◆ TASK DIRECTIONS: Output the material below in its entirety, exactly as given.

====== DATASET ROWS ======

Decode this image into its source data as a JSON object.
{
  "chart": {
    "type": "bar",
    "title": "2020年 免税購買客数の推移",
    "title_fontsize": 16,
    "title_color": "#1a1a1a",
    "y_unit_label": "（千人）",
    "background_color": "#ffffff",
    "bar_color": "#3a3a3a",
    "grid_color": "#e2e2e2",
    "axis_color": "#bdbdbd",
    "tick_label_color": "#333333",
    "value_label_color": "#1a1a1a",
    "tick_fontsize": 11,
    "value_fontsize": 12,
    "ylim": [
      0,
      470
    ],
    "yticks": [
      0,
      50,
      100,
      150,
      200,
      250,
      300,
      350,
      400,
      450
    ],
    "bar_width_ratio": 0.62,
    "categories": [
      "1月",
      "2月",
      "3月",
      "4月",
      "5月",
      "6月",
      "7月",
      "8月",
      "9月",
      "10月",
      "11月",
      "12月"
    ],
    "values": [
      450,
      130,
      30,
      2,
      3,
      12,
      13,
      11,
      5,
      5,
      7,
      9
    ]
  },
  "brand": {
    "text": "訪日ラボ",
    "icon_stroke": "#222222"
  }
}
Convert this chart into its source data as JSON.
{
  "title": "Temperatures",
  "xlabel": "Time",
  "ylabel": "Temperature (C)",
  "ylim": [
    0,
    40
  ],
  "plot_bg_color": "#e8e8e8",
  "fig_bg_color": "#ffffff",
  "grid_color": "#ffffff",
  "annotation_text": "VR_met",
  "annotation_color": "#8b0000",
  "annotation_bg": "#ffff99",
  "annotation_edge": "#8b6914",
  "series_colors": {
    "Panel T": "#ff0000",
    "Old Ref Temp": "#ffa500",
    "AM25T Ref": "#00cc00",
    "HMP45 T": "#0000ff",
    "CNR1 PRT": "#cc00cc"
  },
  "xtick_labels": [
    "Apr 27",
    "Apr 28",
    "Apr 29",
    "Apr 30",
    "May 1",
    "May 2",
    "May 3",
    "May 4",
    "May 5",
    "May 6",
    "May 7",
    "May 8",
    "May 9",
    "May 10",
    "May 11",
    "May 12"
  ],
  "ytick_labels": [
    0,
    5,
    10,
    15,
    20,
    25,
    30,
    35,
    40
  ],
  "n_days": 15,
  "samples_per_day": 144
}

======

◆ RESULT:
Decode this image into its source data as a JSON object.
{
  "chart": {
    "type": "bar",
    "title": "2020年 免税購買客数の推移",
    "title_fontsize": 16,
    "title_color": "#1a1a1a",
    "y_unit_label": "（千人）",
    "background_color": "#ffffff",
    "bar_color": "#3a3a3a",
    "grid_color": "#e2e2e2",
    "axis_color": "#bdbdbd",
    "tick_label_color": "#333333",
    "value_label_color": "#1a1a1a",
    "tick_fontsize": 11,
    "value_fontsize": 12,
    "ylim": [
      0,
      470
    ],
    "yticks": [
      0,
      50,
      100,
      150,
      200,
      250,
      300,
      350,
      400,
      450
    ],
    "bar_width_ratio": 0.62,
    "categories": [
      "1月",
      "2月",
      "3月",
      "4月",
      "5月",
      "6月",
      "7月",
      "8月",
      "9月",
      "10月",
      "11月",
      "12月"
    ],
    "values": [
      450,
      130,
      30,
      2,
      3,
      12,
      13,
      11,
      5,
      5,
      7,
      9
    ]
  },
  "brand": {
    "text": "訪日ラボ",
    "icon_stroke": "#222222"
  }
}
Convert this chart into its source data as JSON.
{
  "title": "Temperatures",
  "xlabel": "Time",
  "ylabel": "Temperature (C)",
  "ylim": [
    0,
    40
  ],
  "plot_bg_color": "#e8e8e8",
  "fig_bg_color": "#ffffff",
  "grid_color": "#ffffff",
  "annotation_text": "VR_met",
  "annotation_color": "#8b0000",
  "annotation_bg": "#ffff99",
  "annotation_edge": "#8b6914",
  "series_colors": {
    "Panel T": "#ff0000",
    "Old Ref Temp": "#ffa500",
    "AM25T Ref": "#00cc00",
    "HMP45 T": "#0000ff",
    "CNR1 PRT": "#cc00cc"
  },
  "xtick_labels": [
    "Apr 27",
    "Apr 28",
    "Apr 29",
    "Apr 30",
    "May 1",
    "May 2",
    "May 3",
    "May 4",
    "May 5",
    "May 6",
    "May 7",
    "May 8",
    "May 9",
    "May 10",
    "May 11",
    "May 12"
  ],
  "ytick_labels": [
    0,
    5,
    10,
    15,
    20,
    25,
    30,
    35,
    40
  ],
  "n_days": 15,
  "samples_per_day": 144
}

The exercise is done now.